── EXTRAIT CHOISI
La Haine ne peut jamais être bonne.

DÉMONSTRATION

Nous nous efforçons de détruire l’homme que nous haïssons (Prop. 39, p. III), c’est-à-dire que nous nous efforçons à quelque chose qui est mauvais (Prop. 37). Donc, etc. C. Q. F. D.

SCOLIE

On observera que, dans cette proposition et les suivantes, j’entends par Haine seulement la Haine envers les hommes.

COROLLAIRE I

L’Envie, la Raillerie, le Mépris, la Colère, la Vengeance et les autres affections qui se ramènent à la Haine ou en naissent sont choses mauvaises ; ce qui est évident aussi par la Proposition 39, partie III, et la Proposition 37.

COROLLAIRE II

Tout ce que nous appétons par suite de ce que nous sommes affectés de Haine, est vilain, et injuste dans la Cité. Cela se voit aussi par la Proposition 39, partie III, ou par les définitions du vilain et de l’injuste dans le Scolie de la Proposition 37.

SCOLIE

Entre la Raillerie (que j’ai dit être mauvaise dans le Coroll. 1) et le rire, je fais une grande différence. Car le rire, comme aussi la plaisanterie, est une pure Joie et, par suite, pourvu qu’il soit sans excès, il est bon par lui-même (Prop. 41). Seule assurément une farouche et triste superstition interdit de prendre des plaisirs. En quoi, en effet, convient-il mieux d’apaiser la faim et la soif que de chasser la mélancolie ? Telle est ma règle, telle ma conviction. Aucune divinité, nul autre qu’un envieux, ne prend plaisir à mon impuissance et à ma peine, nul autre ne tient pour vertu nos larmes, nos sanglots, notre crainte et autres marques d’impuissance intérieure ; au contraire, plus grande est la Joie dont nous sommes affectés, plus grande la perfection à laquelle nous passons, plus il est nécessaire que nous participions de la nature divine. Il est donc d’un homme sage d’user des choses et d’y prendre plaisir autant qu’on le peut (sans aller jusqu’au dégoût, ce qui n’est plus prendre plaisir). Il est d’un homme sage, dis-je, de faire servir à sa réfection et à la réparation de ses forces des aliments et des boissons agréables pris en quantité modérée, comme aussi les parfums, l’agrément des plantes verdoyantes, la parure, la musique, les jeux exerçant le Corps, les spectacles et d’autres choses de même sorte dont chacun peut user sans aucun dommage pour autrui. Le Corps humain en effet est composé d’un très grand nombre de parties de nature différente qui ont continuellement besoin d’une alimentation nouvelle et variée, pour que le Corps entier soit également apte à tout ce qui peut suivre de sa nature et que l’Âme soit également apte à comprendre à la fois plusieurs choses. Cette façon d’ordonner la vie s’accorde ainsi très bien et avec nos principes et avec la pratique en usage ; nulle règle de vie donc n’est meilleure et plus recommandable à tous égards, et il n’est pas nécessaire ici de traiter ce point plus clairement ni plus amplement.
────
◆ LISTE DES CONSIGNES ◆
a) D'après l'extrait sur la Haine, à quelle condition le rire est-il bon par lui-même ?
b) Recopiez fidèlement le passage de l'extrait sur la Haine qui commence par « Nous nous efforçons de » et se poursuit jusqu'à « envers les hommes. ».
── DONNÉES
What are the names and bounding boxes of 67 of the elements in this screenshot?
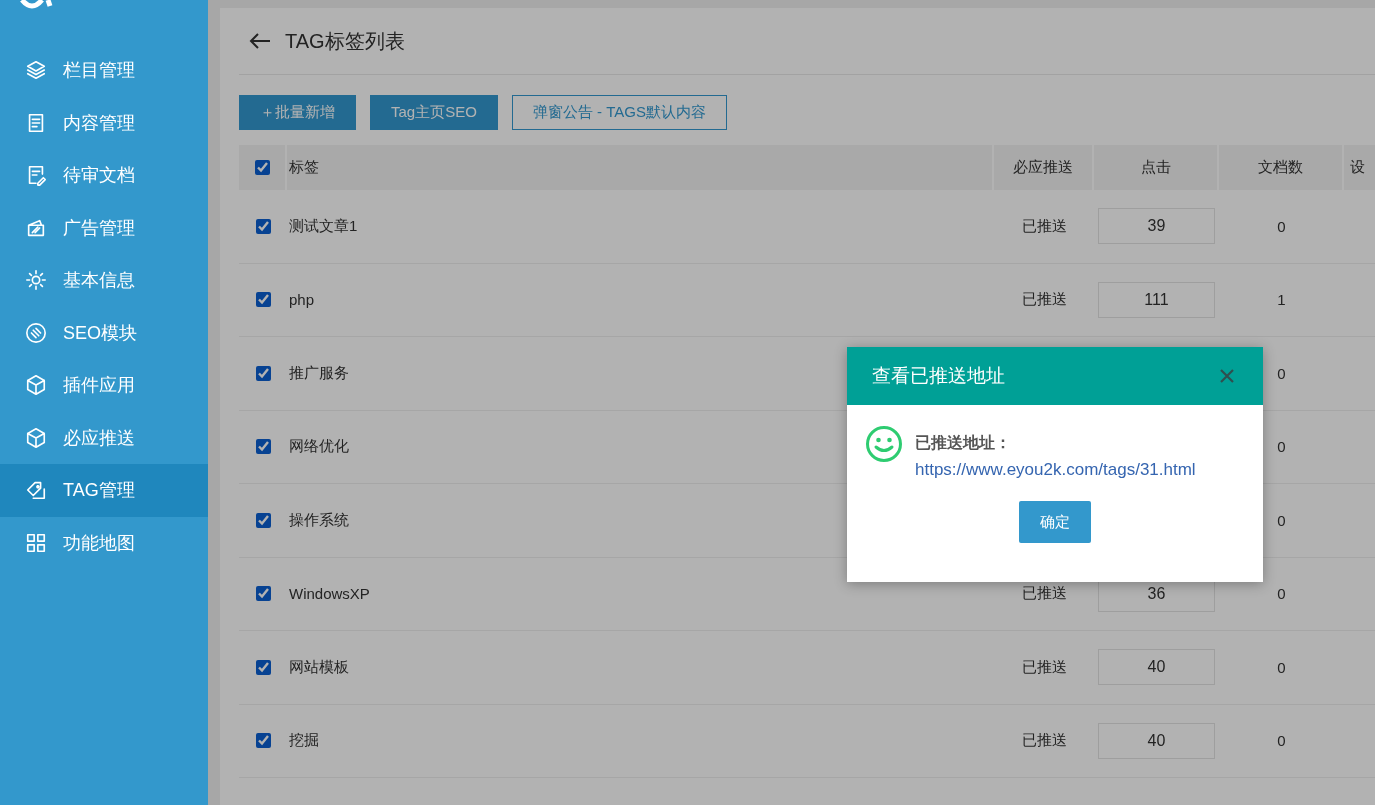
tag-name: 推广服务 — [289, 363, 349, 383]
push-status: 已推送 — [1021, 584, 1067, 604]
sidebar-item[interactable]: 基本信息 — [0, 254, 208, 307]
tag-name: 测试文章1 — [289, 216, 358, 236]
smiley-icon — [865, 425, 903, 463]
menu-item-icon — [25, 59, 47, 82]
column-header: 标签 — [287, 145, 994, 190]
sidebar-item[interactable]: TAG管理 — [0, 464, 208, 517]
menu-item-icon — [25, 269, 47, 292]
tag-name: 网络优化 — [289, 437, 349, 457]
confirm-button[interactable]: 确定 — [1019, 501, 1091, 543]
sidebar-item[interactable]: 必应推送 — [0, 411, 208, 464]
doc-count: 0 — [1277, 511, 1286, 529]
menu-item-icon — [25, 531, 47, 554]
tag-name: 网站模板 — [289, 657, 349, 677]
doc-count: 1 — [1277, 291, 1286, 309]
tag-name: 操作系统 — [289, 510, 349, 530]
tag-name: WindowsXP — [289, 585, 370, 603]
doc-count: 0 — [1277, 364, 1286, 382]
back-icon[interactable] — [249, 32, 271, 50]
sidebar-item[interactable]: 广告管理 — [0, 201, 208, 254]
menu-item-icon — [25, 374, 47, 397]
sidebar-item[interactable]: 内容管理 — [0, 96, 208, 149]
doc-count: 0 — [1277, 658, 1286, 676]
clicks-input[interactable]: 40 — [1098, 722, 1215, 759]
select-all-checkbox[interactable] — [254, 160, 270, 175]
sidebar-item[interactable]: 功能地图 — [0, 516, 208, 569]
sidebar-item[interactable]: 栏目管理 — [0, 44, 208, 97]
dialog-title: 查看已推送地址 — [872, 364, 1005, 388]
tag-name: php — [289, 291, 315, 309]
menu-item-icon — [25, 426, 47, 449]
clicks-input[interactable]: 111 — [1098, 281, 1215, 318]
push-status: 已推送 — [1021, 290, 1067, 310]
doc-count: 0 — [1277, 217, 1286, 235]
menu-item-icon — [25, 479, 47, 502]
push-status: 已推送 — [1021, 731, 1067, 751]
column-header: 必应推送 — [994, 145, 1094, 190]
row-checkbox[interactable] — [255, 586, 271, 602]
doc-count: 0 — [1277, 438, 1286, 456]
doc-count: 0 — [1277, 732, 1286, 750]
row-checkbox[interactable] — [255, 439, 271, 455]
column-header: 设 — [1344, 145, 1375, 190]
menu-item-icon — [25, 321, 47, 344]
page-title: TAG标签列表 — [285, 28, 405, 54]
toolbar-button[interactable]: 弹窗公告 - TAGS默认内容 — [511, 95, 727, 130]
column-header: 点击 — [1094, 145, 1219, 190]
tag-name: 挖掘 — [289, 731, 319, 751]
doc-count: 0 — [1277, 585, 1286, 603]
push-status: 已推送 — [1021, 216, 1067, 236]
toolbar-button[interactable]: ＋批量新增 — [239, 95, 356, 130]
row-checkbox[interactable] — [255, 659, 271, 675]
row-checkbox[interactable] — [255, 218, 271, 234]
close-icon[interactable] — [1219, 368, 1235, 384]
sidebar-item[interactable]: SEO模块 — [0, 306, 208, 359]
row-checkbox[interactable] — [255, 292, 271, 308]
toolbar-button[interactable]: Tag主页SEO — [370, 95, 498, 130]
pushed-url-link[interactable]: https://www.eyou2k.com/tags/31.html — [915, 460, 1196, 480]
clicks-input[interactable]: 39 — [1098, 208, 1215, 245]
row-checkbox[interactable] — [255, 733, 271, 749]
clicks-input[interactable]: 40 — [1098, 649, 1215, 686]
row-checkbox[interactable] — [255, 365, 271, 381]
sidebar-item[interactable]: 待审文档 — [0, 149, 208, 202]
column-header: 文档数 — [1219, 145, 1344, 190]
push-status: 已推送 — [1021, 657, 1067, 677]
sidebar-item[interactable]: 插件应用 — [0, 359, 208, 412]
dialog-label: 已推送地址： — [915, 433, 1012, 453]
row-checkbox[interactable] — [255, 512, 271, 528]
────
── DONNÉES
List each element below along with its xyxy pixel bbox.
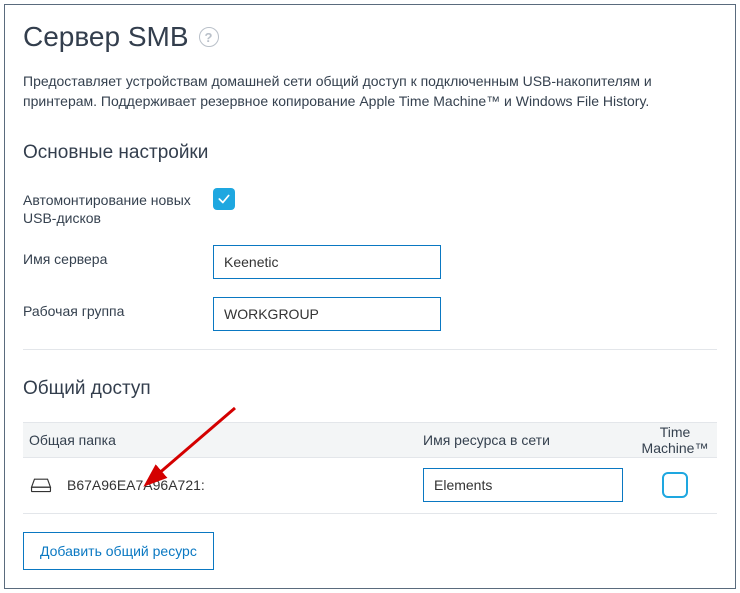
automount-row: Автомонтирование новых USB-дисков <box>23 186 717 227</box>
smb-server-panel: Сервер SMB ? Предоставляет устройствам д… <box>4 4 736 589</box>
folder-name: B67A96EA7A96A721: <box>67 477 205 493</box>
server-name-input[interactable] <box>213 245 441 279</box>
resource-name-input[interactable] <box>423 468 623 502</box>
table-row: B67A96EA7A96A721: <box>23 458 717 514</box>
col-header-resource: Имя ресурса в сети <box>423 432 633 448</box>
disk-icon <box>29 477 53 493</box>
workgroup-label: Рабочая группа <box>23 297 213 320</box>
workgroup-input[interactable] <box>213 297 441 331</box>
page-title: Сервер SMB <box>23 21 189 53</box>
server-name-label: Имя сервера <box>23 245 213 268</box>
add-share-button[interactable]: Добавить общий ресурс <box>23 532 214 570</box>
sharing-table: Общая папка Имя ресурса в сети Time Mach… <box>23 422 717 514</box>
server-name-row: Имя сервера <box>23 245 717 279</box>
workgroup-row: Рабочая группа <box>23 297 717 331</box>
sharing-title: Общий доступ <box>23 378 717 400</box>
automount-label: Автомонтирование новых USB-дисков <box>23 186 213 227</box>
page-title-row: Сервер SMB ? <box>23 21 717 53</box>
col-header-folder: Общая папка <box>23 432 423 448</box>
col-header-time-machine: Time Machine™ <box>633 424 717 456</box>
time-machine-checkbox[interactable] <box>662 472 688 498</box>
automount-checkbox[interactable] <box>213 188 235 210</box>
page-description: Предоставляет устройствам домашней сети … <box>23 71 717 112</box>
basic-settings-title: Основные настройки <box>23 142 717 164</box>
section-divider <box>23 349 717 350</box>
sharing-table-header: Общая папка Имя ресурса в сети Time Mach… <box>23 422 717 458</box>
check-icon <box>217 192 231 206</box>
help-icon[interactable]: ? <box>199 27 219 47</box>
────
◆ CONSIGNES CORRIGÉES ◆
a) Pourvu qu'il soit sans excès.

b)
Nous nous efforçons de détruire l’homme que nous haïssons (Prop. 39, p. III), c’est-à-dire que nous nous efforçons à quelque chose qui est mauvais (Prop. 37). Donc, etc. C. Q. F. D.

SCOLIE

On observera que, dans cette proposition et les suivantes, j’entends par Haine seulement la Haine envers les hommes.